══ DATA SHOWN

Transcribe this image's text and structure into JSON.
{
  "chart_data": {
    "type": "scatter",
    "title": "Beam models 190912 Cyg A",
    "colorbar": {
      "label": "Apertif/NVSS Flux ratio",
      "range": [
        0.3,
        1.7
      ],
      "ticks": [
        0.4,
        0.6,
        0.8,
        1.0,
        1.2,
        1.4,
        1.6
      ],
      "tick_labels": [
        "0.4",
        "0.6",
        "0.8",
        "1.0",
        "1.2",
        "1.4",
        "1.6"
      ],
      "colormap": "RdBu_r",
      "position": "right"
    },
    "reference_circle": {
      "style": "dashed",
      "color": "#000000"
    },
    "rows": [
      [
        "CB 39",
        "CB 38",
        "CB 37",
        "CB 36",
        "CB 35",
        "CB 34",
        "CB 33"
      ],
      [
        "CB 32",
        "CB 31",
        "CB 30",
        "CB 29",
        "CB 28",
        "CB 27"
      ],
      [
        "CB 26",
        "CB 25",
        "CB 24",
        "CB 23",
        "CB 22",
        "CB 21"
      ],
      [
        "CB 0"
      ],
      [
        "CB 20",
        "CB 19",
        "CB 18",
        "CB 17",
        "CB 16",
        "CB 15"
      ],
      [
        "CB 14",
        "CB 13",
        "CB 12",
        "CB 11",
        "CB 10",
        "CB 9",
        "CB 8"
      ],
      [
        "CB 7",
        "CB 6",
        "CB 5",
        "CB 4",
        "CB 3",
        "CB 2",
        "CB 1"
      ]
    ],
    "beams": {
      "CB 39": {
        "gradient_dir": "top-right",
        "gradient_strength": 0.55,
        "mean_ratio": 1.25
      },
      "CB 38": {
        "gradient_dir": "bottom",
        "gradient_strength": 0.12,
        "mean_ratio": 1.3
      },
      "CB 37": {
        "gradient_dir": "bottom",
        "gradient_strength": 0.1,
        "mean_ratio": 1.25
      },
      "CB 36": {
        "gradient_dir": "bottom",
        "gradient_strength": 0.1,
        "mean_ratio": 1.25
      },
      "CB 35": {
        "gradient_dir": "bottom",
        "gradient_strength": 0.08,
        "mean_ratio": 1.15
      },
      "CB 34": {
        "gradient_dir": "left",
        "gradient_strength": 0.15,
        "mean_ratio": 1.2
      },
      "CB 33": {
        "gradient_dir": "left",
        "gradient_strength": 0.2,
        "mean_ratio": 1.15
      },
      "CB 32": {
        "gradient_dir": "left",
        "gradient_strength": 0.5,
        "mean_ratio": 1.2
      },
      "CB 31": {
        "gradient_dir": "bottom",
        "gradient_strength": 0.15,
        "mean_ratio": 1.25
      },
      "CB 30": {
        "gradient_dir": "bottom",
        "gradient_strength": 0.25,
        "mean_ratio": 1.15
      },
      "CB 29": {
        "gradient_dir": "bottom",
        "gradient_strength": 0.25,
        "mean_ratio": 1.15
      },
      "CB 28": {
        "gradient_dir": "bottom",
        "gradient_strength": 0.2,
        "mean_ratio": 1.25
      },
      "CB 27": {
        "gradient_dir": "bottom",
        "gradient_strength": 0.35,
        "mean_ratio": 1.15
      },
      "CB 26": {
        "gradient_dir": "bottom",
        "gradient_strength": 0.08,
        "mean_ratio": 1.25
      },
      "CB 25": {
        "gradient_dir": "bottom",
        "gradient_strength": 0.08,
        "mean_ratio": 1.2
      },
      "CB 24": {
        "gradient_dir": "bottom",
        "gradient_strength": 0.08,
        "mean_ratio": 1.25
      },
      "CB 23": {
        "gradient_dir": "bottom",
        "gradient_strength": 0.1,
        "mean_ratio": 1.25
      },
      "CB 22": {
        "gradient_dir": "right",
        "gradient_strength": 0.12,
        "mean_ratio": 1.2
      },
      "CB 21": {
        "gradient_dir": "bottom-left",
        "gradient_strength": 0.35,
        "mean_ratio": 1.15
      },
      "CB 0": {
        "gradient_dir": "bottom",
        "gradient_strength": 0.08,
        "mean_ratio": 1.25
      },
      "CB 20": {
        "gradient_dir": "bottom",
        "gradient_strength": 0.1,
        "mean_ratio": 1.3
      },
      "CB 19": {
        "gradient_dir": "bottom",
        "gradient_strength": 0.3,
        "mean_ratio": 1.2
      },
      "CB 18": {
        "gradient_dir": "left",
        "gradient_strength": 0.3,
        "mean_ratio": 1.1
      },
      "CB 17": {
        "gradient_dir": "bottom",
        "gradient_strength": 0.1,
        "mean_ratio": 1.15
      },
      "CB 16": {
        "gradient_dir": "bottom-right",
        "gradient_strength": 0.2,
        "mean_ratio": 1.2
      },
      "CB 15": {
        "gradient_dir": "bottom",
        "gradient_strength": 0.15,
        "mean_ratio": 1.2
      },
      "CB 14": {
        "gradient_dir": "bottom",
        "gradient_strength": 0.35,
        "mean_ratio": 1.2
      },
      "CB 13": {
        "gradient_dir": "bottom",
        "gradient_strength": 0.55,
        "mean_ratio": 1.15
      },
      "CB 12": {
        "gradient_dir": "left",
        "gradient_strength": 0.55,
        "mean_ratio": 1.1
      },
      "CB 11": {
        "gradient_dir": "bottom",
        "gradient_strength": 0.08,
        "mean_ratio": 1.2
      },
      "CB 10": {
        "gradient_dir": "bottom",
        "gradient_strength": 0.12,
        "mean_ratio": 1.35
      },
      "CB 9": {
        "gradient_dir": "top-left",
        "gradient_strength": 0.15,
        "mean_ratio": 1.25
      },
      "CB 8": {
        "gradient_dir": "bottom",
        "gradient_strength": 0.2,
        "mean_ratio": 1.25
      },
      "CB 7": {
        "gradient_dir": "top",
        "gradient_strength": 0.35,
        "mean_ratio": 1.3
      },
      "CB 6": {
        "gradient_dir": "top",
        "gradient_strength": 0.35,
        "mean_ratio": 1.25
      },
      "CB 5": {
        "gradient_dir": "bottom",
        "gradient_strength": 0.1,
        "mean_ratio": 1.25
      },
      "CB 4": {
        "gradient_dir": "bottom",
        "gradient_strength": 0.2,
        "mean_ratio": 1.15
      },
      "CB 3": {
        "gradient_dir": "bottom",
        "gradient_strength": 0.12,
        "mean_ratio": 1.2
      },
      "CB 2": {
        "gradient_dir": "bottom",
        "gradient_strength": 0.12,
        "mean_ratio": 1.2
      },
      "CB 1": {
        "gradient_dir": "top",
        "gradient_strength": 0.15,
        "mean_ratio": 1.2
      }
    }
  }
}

════

◆ WRITTEN EXERCISE:
Pull every line containing the word "right" out of the material and copy it.

◆ ANSWER IN FULL:
      "position": "right"
        "gradient_dir": "top-right",
        "gradient_dir": "right",
        "gradient_dir": "bottom-right",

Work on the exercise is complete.